- What is needed -
Scan the records for the word "keeper". Copy each line that includes it.
-------- Extracted records
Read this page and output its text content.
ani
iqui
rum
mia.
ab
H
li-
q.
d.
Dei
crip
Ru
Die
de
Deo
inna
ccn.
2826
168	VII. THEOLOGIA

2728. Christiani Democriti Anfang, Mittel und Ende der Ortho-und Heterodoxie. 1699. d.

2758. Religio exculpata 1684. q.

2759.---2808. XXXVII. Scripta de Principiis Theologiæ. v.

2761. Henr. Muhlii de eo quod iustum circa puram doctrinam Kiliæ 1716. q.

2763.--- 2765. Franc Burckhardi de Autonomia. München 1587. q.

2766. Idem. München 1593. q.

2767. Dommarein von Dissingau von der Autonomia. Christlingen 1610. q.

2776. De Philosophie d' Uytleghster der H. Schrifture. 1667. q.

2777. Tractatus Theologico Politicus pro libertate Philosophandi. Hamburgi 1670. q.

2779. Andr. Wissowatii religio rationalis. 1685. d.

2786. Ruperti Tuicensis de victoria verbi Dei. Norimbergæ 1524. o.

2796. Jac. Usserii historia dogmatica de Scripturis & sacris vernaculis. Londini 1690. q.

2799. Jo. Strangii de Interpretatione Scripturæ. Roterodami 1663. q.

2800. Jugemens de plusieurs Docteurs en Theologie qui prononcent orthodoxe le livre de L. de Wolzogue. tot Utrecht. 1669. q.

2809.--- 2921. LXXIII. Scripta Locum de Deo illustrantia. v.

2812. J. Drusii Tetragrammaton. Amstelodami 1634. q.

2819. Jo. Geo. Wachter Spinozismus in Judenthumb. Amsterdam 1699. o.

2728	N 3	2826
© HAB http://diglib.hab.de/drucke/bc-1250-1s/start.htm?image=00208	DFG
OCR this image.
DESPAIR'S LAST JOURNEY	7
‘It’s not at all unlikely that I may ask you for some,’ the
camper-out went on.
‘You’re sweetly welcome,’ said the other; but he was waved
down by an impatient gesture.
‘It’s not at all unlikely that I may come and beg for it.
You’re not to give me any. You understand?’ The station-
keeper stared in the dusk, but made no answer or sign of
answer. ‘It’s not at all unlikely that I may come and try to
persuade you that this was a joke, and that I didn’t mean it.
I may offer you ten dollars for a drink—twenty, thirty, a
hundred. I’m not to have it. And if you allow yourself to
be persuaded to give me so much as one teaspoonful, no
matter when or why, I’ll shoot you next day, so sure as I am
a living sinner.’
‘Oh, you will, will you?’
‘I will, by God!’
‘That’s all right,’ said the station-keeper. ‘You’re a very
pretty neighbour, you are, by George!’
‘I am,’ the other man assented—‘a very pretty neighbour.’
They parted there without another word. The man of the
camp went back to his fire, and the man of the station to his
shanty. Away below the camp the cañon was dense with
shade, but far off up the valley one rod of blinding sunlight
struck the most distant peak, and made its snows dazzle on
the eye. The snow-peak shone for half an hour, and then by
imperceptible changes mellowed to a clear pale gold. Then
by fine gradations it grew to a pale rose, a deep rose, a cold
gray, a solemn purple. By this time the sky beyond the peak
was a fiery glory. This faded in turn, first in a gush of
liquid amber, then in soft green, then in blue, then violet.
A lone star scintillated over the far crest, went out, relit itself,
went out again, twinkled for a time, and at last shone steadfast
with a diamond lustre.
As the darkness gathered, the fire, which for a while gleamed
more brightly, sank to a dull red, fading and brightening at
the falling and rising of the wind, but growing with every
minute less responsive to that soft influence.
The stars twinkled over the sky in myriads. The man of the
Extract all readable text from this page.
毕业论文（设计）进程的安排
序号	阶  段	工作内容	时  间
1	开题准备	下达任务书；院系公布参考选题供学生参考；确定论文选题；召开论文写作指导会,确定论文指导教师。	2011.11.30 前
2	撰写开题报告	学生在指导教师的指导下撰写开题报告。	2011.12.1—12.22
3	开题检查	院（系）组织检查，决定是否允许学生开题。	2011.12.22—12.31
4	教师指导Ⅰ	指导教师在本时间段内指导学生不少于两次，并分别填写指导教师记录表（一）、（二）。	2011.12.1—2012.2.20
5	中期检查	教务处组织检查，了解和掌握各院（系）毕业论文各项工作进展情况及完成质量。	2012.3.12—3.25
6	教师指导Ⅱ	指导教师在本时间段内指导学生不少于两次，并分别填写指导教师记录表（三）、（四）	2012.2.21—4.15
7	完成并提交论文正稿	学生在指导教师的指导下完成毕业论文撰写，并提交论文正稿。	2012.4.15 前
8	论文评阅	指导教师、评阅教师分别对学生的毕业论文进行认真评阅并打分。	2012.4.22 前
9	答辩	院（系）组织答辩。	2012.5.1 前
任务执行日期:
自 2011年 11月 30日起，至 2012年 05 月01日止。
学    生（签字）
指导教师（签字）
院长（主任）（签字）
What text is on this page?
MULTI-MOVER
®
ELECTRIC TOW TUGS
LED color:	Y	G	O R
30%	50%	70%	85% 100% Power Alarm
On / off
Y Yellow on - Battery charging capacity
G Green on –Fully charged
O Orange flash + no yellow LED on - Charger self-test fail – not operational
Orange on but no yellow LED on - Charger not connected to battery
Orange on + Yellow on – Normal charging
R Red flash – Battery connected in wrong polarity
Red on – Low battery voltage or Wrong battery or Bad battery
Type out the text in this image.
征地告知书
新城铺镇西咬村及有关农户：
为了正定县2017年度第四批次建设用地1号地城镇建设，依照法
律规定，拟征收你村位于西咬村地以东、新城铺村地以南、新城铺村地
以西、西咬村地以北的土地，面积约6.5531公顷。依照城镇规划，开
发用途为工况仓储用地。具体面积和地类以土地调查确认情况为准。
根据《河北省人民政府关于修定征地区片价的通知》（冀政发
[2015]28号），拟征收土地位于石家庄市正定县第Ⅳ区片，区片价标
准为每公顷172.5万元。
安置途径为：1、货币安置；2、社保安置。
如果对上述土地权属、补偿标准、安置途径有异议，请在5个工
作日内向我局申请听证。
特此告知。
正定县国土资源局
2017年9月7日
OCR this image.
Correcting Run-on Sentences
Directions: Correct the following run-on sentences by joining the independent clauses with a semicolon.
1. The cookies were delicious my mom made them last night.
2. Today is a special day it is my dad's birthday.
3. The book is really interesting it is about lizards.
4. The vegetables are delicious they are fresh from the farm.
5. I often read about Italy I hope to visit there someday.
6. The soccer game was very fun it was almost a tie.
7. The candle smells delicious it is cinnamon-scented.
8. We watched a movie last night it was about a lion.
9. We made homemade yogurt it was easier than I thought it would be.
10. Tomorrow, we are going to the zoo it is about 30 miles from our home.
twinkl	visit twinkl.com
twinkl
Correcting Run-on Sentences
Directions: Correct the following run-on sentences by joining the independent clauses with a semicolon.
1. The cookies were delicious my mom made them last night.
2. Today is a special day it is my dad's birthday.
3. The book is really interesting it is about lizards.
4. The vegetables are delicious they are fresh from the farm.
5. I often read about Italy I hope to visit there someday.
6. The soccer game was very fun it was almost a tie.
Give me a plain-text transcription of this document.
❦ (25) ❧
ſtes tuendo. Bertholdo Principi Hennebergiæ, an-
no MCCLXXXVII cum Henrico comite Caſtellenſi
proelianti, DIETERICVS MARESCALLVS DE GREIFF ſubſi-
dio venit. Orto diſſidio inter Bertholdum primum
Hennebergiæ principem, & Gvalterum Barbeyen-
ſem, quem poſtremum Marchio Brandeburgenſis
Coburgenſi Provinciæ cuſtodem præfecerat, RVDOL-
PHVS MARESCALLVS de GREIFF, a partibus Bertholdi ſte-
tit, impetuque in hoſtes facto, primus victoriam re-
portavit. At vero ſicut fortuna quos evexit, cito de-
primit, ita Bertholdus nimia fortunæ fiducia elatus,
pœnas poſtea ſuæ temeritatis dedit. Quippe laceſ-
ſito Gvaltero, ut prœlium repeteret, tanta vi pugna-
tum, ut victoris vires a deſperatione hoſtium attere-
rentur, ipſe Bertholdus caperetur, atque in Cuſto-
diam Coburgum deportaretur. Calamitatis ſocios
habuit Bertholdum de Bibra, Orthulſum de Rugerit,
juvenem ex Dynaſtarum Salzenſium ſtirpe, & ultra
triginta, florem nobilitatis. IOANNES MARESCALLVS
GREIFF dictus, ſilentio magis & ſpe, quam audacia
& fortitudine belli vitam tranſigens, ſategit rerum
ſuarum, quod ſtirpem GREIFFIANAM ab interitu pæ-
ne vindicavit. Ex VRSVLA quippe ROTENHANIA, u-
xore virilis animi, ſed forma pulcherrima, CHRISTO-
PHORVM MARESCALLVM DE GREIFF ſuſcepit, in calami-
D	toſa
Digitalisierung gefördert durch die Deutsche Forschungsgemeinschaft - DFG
----------------
- Reply to the task -
keeper stared in the dusk, but made no answer or sign of
‘That’s all right,’ said the station-keeper. ‘You’re a very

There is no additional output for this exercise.